Data records:
■ ■ ■

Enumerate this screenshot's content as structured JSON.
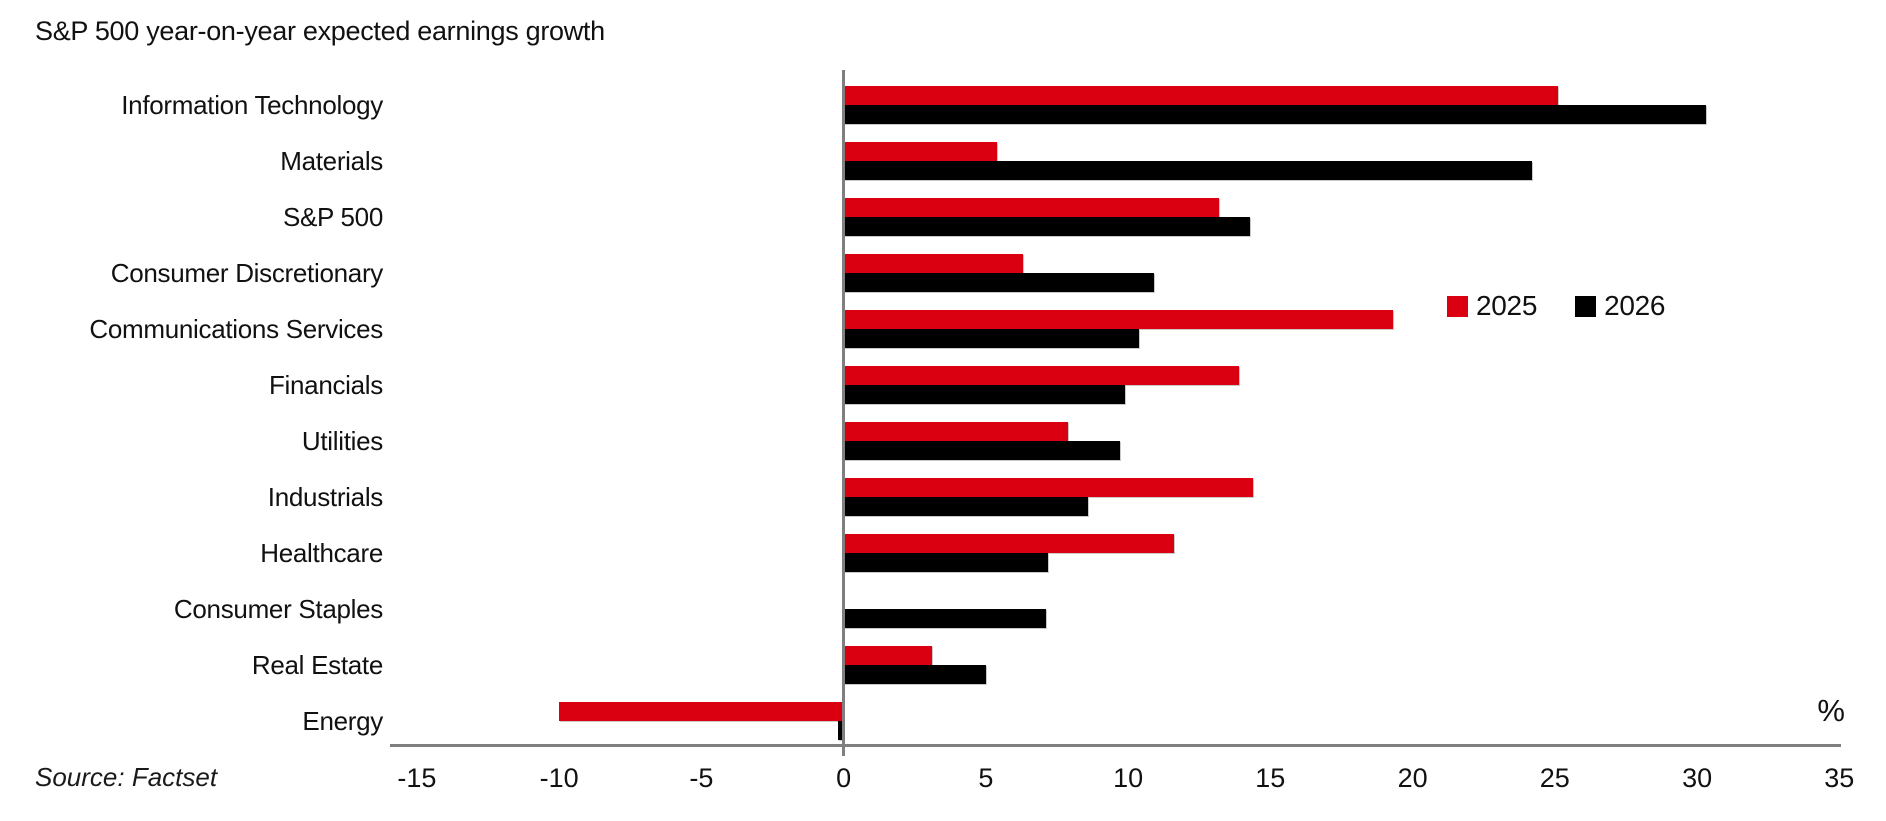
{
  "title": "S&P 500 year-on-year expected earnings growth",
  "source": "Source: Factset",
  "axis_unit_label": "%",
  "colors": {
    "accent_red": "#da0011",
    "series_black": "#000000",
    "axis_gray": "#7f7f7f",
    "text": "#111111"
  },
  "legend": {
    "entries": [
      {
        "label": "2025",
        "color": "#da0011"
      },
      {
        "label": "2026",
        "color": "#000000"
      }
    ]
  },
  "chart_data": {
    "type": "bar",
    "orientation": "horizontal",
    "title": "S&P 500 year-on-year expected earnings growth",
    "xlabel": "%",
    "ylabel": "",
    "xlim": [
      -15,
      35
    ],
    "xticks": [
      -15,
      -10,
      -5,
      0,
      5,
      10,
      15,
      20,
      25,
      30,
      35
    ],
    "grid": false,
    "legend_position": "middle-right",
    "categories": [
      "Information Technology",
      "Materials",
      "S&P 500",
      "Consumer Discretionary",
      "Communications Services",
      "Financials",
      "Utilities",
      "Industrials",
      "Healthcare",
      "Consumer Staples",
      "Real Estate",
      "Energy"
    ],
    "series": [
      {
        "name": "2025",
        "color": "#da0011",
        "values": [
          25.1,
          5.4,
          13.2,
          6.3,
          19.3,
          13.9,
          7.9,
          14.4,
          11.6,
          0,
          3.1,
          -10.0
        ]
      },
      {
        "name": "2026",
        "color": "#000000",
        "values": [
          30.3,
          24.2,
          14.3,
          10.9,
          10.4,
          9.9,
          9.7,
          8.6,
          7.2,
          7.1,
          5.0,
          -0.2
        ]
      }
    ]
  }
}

■ ■ ■

What this task involves: Your task is to repeat the data above exactly while excluding the pictures.

Task response:
Enumerate this screenshot's content as structured JSON.
{
  "title": "S&P 500 year-on-year expected earnings growth",
  "source": "Source: Factset",
  "axis_unit_label": "%",
  "colors": {
    "accent_red": "#da0011",
    "series_black": "#000000",
    "axis_gray": "#7f7f7f",
    "text": "#111111"
  },
  "legend": {
    "entries": [
      {
        "label": "2025",
        "color": "#da0011"
      },
      {
        "label": "2026",
        "color": "#000000"
      }
    ]
  },
  "chart_data": {
    "type": "bar",
    "orientation": "horizontal",
    "title": "S&P 500 year-on-year expected earnings growth",
    "xlabel": "%",
    "ylabel": "",
    "xlim": [
      -15,
      35
    ],
    "xticks": [
      -15,
      -10,
      -5,
      0,
      5,
      10,
      15,
      20,
      25,
      30,
      35
    ],
    "grid": false,
    "legend_position": "middle-right",
    "categories": [
      "Information Technology",
      "Materials",
      "S&P 500",
      "Consumer Discretionary",
      "Communications Services",
      "Financials",
      "Utilities",
      "Industrials",
      "Healthcare",
      "Consumer Staples",
      "Real Estate",
      "Energy"
    ],
    "series": [
      {
        "name": "2025",
        "color": "#da0011",
        "values": [
          25.1,
          5.4,
          13.2,
          6.3,
          19.3,
          13.9,
          7.9,
          14.4,
          11.6,
          0,
          3.1,
          -10.0
        ]
      },
      {
        "name": "2026",
        "color": "#000000",
        "values": [
          30.3,
          24.2,
          14.3,
          10.9,
          10.4,
          9.9,
          9.7,
          8.6,
          7.2,
          7.1,
          5.0,
          -0.2
        ]
      }
    ]
  }
}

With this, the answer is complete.